Data rows —
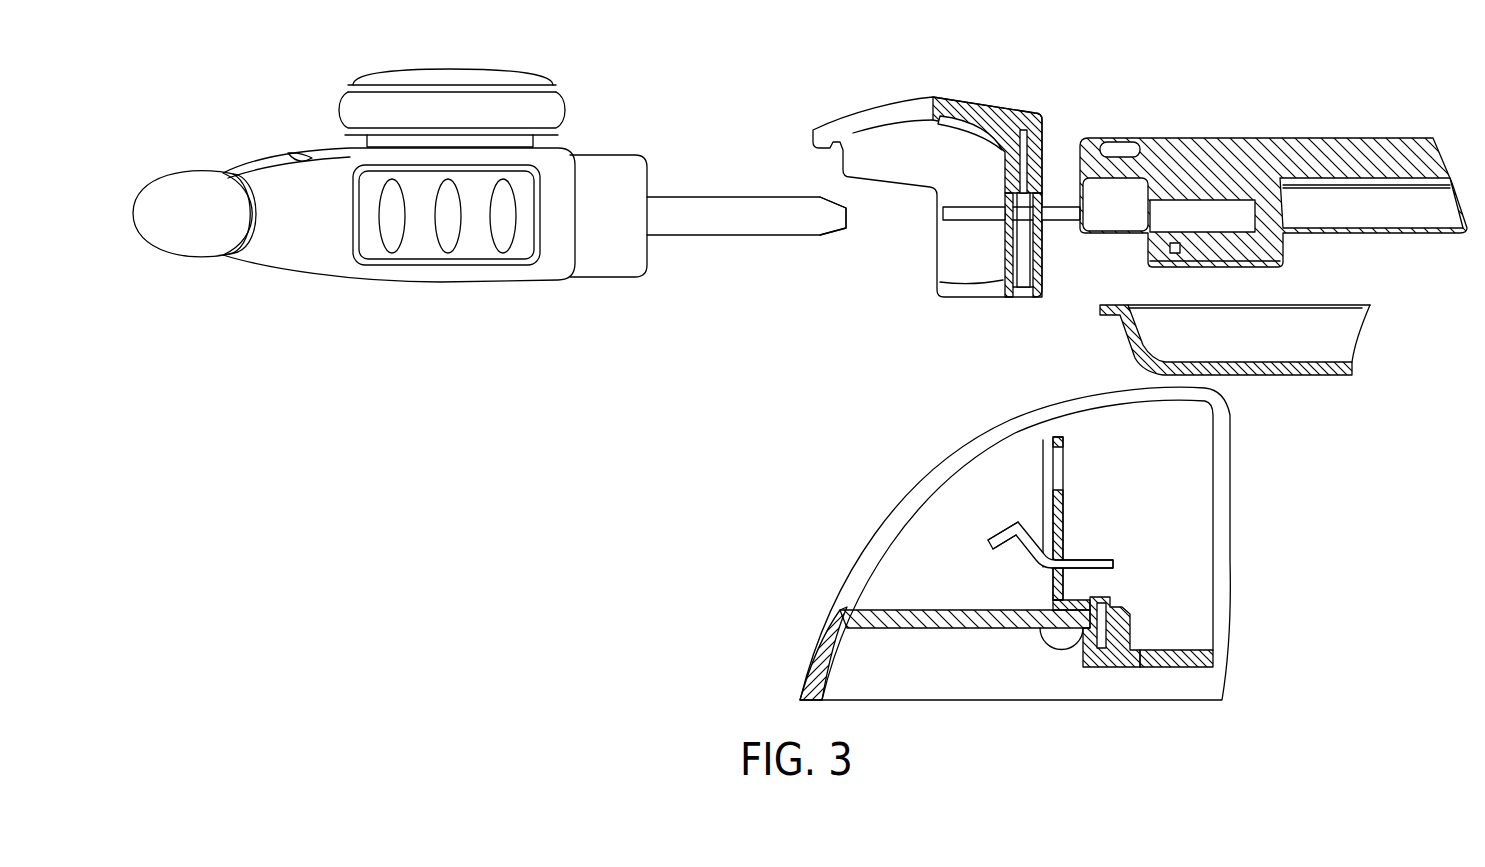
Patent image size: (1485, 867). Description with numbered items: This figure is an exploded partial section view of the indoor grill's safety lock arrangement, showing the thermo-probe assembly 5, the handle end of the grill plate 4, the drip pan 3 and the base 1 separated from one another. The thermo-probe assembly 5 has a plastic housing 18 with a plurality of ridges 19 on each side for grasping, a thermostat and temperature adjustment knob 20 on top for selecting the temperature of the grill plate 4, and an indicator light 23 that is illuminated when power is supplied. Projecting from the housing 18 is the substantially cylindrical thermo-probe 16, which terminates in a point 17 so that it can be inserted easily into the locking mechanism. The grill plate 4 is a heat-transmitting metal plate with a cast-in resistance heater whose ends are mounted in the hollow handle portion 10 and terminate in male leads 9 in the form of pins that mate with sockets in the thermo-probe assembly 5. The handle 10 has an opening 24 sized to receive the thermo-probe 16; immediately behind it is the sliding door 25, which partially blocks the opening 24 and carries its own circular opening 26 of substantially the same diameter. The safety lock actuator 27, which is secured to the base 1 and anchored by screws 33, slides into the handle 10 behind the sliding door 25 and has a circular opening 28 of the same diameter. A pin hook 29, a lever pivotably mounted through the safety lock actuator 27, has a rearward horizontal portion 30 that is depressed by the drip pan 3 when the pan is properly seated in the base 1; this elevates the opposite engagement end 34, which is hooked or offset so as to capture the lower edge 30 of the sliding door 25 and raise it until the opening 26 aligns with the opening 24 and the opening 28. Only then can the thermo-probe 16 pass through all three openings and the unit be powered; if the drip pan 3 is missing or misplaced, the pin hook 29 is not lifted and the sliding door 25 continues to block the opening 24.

The base 1 is at (866, 681).
The drip pan 3 is at (1214, 349).
The grill plate 4 is at (1232, 128).
The thermo-probe assembly 5 is at (563, 79).
The male leads 9 is at (1057, 204).
The handle portion 10 is at (928, 187).
The thermo-probe 16 is at (718, 213).
The point 17 is at (848, 218).
The housing 18 is at (300, 262).
The ridges 19 is at (448, 243).
The thermostat and temperature adjustment knob 20 is at (345, 96).
The indicator light 23 is at (293, 150).
The opening 24 is at (1005, 193).
The sliding door 25 is at (1020, 223).
The circular opening 26 is at (1030, 258).
The safety lock actuator 27 is at (1066, 505).
The circular opening 28 is at (1066, 463).
The pin hook 29 is at (1022, 553).
The rearward horizontal portion 30 is at (1115, 565).
The screws 33 is at (1090, 650).
The engagement end 34 is at (1003, 538).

Exercise description —
Please copy out the data above word for word, leaving out the picture.

Expected answer —
Patent image size: (1485, 867). Description with numbered items: This figure is an exploded partial section view of the indoor grill's safety lock arrangement, showing the thermo-probe assembly 5, the handle end of the grill plate 4, the drip pan 3 and the base 1 separated from one another. The thermo-probe assembly 5 has a plastic housing 18 with a plurality of ridges 19 on each side for grasping, a thermostat and temperature adjustment knob 20 on top for selecting the temperature of the grill plate 4, and an indicator light 23 that is illuminated when power is supplied. Projecting from the housing 18 is the substantially cylindrical thermo-probe 16, which terminates in a point 17 so that it can be inserted easily into the locking mechanism. The grill plate 4 is a heat-transmitting metal plate with a cast-in resistance heater whose ends are mounted in the hollow handle portion 10 and terminate in male leads 9 in the form of pins that mate with sockets in the thermo-probe assembly 5. The handle 10 has an opening 24 sized to receive the thermo-probe 16; immediately behind it is the sliding door 25, which partially blocks the opening 24 and carries its own circular opening 26 of substantially the same diameter. The safety lock actuator 27, which is secured to the base 1 and anchored by screws 33, slides into the handle 10 behind the sliding door 25 and has a circular opening 28 of the same diameter. A pin hook 29, a lever pivotably mounted through the safety lock actuator 27, has a rearward horizontal portion 30 that is depressed by the drip pan 3 when the pan is properly seated in the base 1; this elevates the opposite engagement end 34, which is hooked or offset so as to capture the lower edge 30 of the sliding door 25 and raise it until the opening 26 aligns with the opening 24 and the opening 28. Only then can the thermo-probe 16 pass through all three openings and the unit be powered; if the drip pan 3 is missing or misplaced, the pin hook 29 is not lifted and the sliding door 25 continues to block the opening 24.

The base 1 is at (866, 681).
The drip pan 3 is at (1214, 349).
The grill plate 4 is at (1232, 128).
The thermo-probe assembly 5 is at (563, 79).
The male leads 9 is at (1057, 204).
The handle portion 10 is at (928, 187).
The thermo-probe 16 is at (718, 213).
The point 17 is at (848, 218).
The housing 18 is at (300, 262).
The ridges 19 is at (448, 243).
The thermostat and temperature adjustment knob 20 is at (345, 96).
The indicator light 23 is at (293, 150).
The opening 24 is at (1005, 193).
The sliding door 25 is at (1020, 223).
The circular opening 26 is at (1030, 258).
The safety lock actuator 27 is at (1066, 505).
The circular opening 28 is at (1066, 463).
The pin hook 29 is at (1022, 553).
The rearward horizontal portion 30 is at (1115, 565).
The screws 33 is at (1090, 650).
The engagement end 34 is at (1003, 538).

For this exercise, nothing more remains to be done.